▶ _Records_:
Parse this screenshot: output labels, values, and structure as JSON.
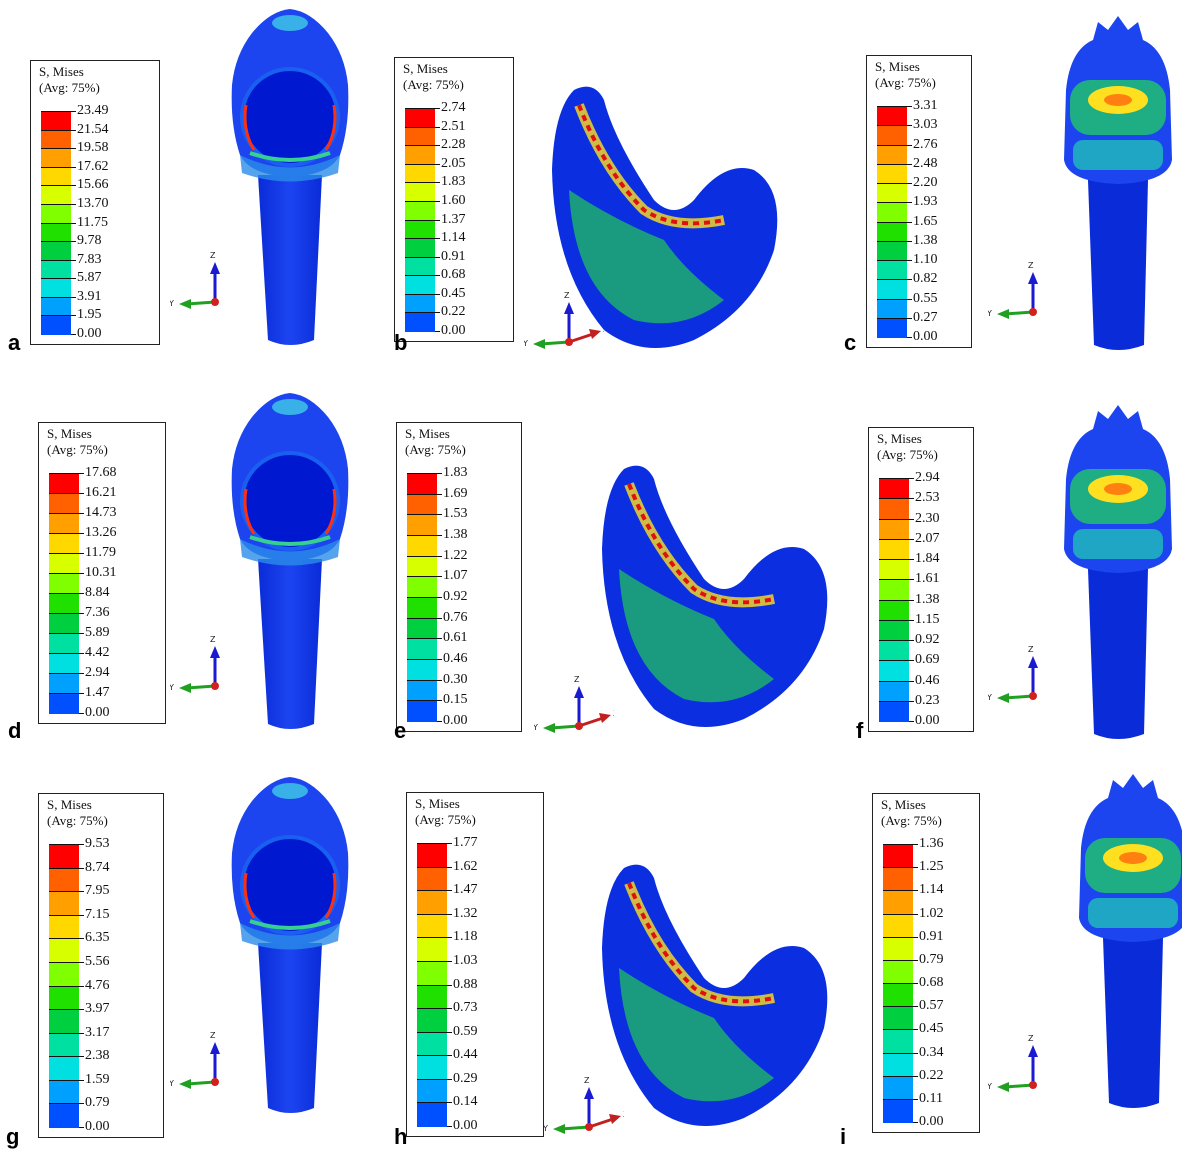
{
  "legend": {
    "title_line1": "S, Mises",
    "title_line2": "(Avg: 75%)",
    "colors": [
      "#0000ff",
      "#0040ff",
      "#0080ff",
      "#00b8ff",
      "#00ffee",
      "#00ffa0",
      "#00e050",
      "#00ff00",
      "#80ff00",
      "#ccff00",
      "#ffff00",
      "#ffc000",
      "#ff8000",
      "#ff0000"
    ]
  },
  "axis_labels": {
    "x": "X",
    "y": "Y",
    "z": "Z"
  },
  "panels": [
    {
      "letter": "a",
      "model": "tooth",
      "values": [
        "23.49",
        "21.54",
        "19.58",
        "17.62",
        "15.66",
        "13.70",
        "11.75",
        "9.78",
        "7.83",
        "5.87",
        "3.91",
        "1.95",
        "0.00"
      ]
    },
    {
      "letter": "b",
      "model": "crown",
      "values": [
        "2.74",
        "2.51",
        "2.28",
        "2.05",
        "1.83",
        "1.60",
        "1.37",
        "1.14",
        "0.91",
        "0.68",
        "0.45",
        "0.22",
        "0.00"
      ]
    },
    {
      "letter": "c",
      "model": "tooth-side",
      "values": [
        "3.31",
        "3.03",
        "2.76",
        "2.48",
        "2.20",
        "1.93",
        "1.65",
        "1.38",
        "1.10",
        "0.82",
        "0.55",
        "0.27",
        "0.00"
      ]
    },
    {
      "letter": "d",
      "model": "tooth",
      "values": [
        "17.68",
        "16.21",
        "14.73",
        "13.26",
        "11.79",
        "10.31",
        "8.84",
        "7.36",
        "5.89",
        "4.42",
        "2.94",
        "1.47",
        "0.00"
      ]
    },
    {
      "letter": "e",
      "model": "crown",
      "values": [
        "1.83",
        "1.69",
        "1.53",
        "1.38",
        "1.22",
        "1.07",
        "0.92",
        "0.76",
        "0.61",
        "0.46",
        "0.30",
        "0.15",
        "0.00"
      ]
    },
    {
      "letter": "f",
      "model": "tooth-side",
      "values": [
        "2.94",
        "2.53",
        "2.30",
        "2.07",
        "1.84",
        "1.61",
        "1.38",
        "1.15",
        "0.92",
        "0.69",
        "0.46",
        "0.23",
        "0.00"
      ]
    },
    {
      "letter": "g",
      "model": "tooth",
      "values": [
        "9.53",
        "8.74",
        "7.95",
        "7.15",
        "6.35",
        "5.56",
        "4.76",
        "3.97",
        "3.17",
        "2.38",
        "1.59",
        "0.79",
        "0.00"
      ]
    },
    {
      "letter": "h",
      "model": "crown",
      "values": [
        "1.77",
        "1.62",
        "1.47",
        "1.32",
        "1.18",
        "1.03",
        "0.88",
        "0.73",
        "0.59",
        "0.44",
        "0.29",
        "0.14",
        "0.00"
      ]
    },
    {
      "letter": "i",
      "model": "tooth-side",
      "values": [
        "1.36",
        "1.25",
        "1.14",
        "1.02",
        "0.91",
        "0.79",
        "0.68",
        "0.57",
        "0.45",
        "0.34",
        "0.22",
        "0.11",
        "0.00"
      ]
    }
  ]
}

▶ _GIVEN TASK_: Omit any images, then output the listing exactly.

▶ _SOLUTION TO THIS EXERCISE_:
Parse this screenshot: output labels, values, and structure as JSON.
{
  "legend": {
    "title_line1": "S, Mises",
    "title_line2": "(Avg: 75%)",
    "colors": [
      "#0000ff",
      "#0040ff",
      "#0080ff",
      "#00b8ff",
      "#00ffee",
      "#00ffa0",
      "#00e050",
      "#00ff00",
      "#80ff00",
      "#ccff00",
      "#ffff00",
      "#ffc000",
      "#ff8000",
      "#ff0000"
    ]
  },
  "axis_labels": {
    "x": "X",
    "y": "Y",
    "z": "Z"
  },
  "panels": [
    {
      "letter": "a",
      "model": "tooth",
      "values": [
        "23.49",
        "21.54",
        "19.58",
        "17.62",
        "15.66",
        "13.70",
        "11.75",
        "9.78",
        "7.83",
        "5.87",
        "3.91",
        "1.95",
        "0.00"
      ]
    },
    {
      "letter": "b",
      "model": "crown",
      "values": [
        "2.74",
        "2.51",
        "2.28",
        "2.05",
        "1.83",
        "1.60",
        "1.37",
        "1.14",
        "0.91",
        "0.68",
        "0.45",
        "0.22",
        "0.00"
      ]
    },
    {
      "letter": "c",
      "model": "tooth-side",
      "values": [
        "3.31",
        "3.03",
        "2.76",
        "2.48",
        "2.20",
        "1.93",
        "1.65",
        "1.38",
        "1.10",
        "0.82",
        "0.55",
        "0.27",
        "0.00"
      ]
    },
    {
      "letter": "d",
      "model": "tooth",
      "values": [
        "17.68",
        "16.21",
        "14.73",
        "13.26",
        "11.79",
        "10.31",
        "8.84",
        "7.36",
        "5.89",
        "4.42",
        "2.94",
        "1.47",
        "0.00"
      ]
    },
    {
      "letter": "e",
      "model": "crown",
      "values": [
        "1.83",
        "1.69",
        "1.53",
        "1.38",
        "1.22",
        "1.07",
        "0.92",
        "0.76",
        "0.61",
        "0.46",
        "0.30",
        "0.15",
        "0.00"
      ]
    },
    {
      "letter": "f",
      "model": "tooth-side",
      "values": [
        "2.94",
        "2.53",
        "2.30",
        "2.07",
        "1.84",
        "1.61",
        "1.38",
        "1.15",
        "0.92",
        "0.69",
        "0.46",
        "0.23",
        "0.00"
      ]
    },
    {
      "letter": "g",
      "model": "tooth",
      "values": [
        "9.53",
        "8.74",
        "7.95",
        "7.15",
        "6.35",
        "5.56",
        "4.76",
        "3.97",
        "3.17",
        "2.38",
        "1.59",
        "0.79",
        "0.00"
      ]
    },
    {
      "letter": "h",
      "model": "crown",
      "values": [
        "1.77",
        "1.62",
        "1.47",
        "1.32",
        "1.18",
        "1.03",
        "0.88",
        "0.73",
        "0.59",
        "0.44",
        "0.29",
        "0.14",
        "0.00"
      ]
    },
    {
      "letter": "i",
      "model": "tooth-side",
      "values": [
        "1.36",
        "1.25",
        "1.14",
        "1.02",
        "0.91",
        "0.79",
        "0.68",
        "0.57",
        "0.45",
        "0.34",
        "0.22",
        "0.11",
        "0.00"
      ]
    }
  ]
}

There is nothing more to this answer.